§ Records from a data source
+--
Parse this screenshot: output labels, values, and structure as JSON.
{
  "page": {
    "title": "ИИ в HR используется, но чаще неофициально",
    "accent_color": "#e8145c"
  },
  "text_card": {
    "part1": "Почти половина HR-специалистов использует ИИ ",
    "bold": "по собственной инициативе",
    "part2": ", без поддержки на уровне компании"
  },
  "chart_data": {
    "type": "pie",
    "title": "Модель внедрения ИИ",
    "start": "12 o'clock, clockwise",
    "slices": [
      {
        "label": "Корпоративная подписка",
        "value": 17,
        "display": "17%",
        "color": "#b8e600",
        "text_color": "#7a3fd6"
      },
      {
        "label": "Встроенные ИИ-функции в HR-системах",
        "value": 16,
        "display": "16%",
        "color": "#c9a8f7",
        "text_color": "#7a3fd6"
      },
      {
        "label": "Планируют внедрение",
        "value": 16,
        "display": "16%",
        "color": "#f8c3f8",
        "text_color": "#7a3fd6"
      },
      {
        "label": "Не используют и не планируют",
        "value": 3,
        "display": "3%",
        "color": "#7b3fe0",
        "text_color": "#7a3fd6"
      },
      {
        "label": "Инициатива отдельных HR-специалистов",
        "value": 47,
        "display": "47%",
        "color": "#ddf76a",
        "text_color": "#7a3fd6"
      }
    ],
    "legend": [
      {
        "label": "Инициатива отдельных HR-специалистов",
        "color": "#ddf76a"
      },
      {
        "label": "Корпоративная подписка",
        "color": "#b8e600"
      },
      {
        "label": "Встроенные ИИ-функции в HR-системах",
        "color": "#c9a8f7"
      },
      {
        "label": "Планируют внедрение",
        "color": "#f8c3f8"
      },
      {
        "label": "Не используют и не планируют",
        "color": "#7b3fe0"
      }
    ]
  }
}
+--
§ Problem details
Take the lines above and retype all of them exactly.

§ Reply to the exercise
Parse this screenshot: output labels, values, and structure as JSON.
{
  "page": {
    "title": "ИИ в HR используется, но чаще неофициально",
    "accent_color": "#e8145c"
  },
  "text_card": {
    "part1": "Почти половина HR-специалистов использует ИИ ",
    "bold": "по собственной инициативе",
    "part2": ", без поддержки на уровне компании"
  },
  "chart_data": {
    "type": "pie",
    "title": "Модель внедрения ИИ",
    "start": "12 o'clock, clockwise",
    "slices": [
      {
        "label": "Корпоративная подписка",
        "value": 17,
        "display": "17%",
        "color": "#b8e600",
        "text_color": "#7a3fd6"
      },
      {
        "label": "Встроенные ИИ-функции в HR-системах",
        "value": 16,
        "display": "16%",
        "color": "#c9a8f7",
        "text_color": "#7a3fd6"
      },
      {
        "label": "Планируют внедрение",
        "value": 16,
        "display": "16%",
        "color": "#f8c3f8",
        "text_color": "#7a3fd6"
      },
      {
        "label": "Не используют и не планируют",
        "value": 3,
        "display": "3%",
        "color": "#7b3fe0",
        "text_color": "#7a3fd6"
      },
      {
        "label": "Инициатива отдельных HR-специалистов",
        "value": 47,
        "display": "47%",
        "color": "#ddf76a",
        "text_color": "#7a3fd6"
      }
    ],
    "legend": [
      {
        "label": "Инициатива отдельных HR-специалистов",
        "color": "#ddf76a"
      },
      {
        "label": "Корпоративная подписка",
        "color": "#b8e600"
      },
      {
        "label": "Встроенные ИИ-функции в HR-системах",
        "color": "#c9a8f7"
      },
      {
        "label": "Планируют внедрение",
        "color": "#f8c3f8"
      },
      {
        "label": "Не используют и не планируют",
        "color": "#7b3fe0"
      }
    ]
  }
}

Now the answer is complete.